- [EXERCISE REQUIREMENTS]: Scan the lines below; pull out those with "Большой".
────
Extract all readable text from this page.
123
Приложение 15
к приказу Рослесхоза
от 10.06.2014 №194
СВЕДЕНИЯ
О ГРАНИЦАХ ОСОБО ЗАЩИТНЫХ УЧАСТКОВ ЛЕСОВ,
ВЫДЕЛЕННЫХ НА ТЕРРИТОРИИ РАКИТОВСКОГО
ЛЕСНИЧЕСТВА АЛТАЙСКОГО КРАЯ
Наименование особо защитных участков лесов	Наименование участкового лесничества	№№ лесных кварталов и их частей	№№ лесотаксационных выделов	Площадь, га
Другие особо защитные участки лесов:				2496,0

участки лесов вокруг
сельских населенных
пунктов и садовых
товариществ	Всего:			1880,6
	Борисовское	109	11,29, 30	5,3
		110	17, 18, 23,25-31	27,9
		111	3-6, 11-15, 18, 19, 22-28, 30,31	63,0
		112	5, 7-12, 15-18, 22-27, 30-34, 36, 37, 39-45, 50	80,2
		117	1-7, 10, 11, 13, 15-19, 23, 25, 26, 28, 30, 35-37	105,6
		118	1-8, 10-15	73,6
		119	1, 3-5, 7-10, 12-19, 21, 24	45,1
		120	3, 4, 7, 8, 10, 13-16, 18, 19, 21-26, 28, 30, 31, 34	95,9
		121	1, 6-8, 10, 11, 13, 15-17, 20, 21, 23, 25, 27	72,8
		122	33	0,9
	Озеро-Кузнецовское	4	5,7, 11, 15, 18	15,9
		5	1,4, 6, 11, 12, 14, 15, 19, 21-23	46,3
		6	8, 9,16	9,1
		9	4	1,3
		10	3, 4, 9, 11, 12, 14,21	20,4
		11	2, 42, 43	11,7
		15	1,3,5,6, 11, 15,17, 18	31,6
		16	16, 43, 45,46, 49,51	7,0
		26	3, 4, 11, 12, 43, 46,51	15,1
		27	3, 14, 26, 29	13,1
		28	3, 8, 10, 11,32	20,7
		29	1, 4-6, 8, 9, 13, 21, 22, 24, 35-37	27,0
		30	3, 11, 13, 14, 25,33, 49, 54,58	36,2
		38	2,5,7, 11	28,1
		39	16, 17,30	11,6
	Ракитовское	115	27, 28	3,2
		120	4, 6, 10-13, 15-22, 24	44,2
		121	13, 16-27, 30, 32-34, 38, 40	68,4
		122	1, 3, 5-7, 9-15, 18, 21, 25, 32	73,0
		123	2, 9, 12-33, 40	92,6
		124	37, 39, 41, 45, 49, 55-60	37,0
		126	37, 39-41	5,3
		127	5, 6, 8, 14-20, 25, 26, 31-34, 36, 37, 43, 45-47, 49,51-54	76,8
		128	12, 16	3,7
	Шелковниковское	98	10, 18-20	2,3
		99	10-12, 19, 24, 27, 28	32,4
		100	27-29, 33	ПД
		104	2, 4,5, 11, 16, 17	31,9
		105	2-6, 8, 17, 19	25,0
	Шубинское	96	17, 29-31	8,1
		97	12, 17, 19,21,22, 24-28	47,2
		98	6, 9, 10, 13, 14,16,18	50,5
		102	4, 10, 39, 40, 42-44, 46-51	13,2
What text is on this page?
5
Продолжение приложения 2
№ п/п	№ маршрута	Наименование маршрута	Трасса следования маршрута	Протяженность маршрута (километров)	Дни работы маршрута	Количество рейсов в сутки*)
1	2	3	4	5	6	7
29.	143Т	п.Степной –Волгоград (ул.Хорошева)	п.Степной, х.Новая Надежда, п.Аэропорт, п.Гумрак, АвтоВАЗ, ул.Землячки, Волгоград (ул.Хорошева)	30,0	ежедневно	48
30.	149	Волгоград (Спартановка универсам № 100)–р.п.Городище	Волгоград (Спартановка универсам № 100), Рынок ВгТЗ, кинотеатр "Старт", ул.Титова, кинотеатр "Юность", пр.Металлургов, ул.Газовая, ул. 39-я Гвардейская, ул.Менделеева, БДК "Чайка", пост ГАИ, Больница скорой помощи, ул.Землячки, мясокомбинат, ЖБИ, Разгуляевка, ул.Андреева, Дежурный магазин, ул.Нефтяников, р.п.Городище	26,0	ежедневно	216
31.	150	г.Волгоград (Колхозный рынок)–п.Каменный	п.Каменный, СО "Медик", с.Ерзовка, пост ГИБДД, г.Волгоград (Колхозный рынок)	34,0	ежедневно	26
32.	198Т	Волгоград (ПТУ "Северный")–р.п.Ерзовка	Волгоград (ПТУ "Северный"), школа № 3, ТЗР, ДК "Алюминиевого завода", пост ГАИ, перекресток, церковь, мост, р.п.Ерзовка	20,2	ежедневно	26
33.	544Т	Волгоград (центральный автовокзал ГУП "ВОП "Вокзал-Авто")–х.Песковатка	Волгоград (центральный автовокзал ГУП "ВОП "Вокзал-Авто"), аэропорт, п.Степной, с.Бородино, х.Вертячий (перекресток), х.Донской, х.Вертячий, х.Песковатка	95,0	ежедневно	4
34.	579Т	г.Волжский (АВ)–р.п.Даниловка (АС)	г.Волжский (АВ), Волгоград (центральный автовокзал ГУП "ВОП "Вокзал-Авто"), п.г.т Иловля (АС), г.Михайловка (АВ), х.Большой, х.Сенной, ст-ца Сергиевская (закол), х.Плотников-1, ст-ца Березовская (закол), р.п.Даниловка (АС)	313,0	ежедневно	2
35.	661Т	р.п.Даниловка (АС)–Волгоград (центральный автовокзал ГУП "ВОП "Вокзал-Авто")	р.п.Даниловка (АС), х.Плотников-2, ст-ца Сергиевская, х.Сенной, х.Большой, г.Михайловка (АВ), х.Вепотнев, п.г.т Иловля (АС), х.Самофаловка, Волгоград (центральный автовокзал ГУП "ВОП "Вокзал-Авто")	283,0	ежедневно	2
────
- [SOLUTION TO THE PROBLEM]:
34.	579Т	г.Волжский (АВ)–р.п.Даниловка (АС)	г.Волжский (АВ), Волгоград (центральный автовокзал ГУП "ВОП "Вокзал-Авто"), п.г.т Иловля (АС), г.Михайловка (АВ), х.Большой, х.Сенной, ст-ца Сергиевская (закол), х.Плотников-1, ст-ца Березовская (закол), р.п.Даниловка (АС)	313,0	ежедневно	2
35.	661Т	р.п.Даниловка (АС)–Волгоград (центральный автовокзал ГУП "ВОП "Вокзал-Авто")	р.п.Даниловка (АС), х.Плотников-2, ст-ца Сергиевская, х.Сенной, х.Большой, г.Михайловка (АВ), х.Вепотнев, п.г.т Иловля (АС), х.Самофаловка, Волгоград (центральный автовокзал ГУП "ВОП "Вокзал-Авто")	283,0	ежедневно	2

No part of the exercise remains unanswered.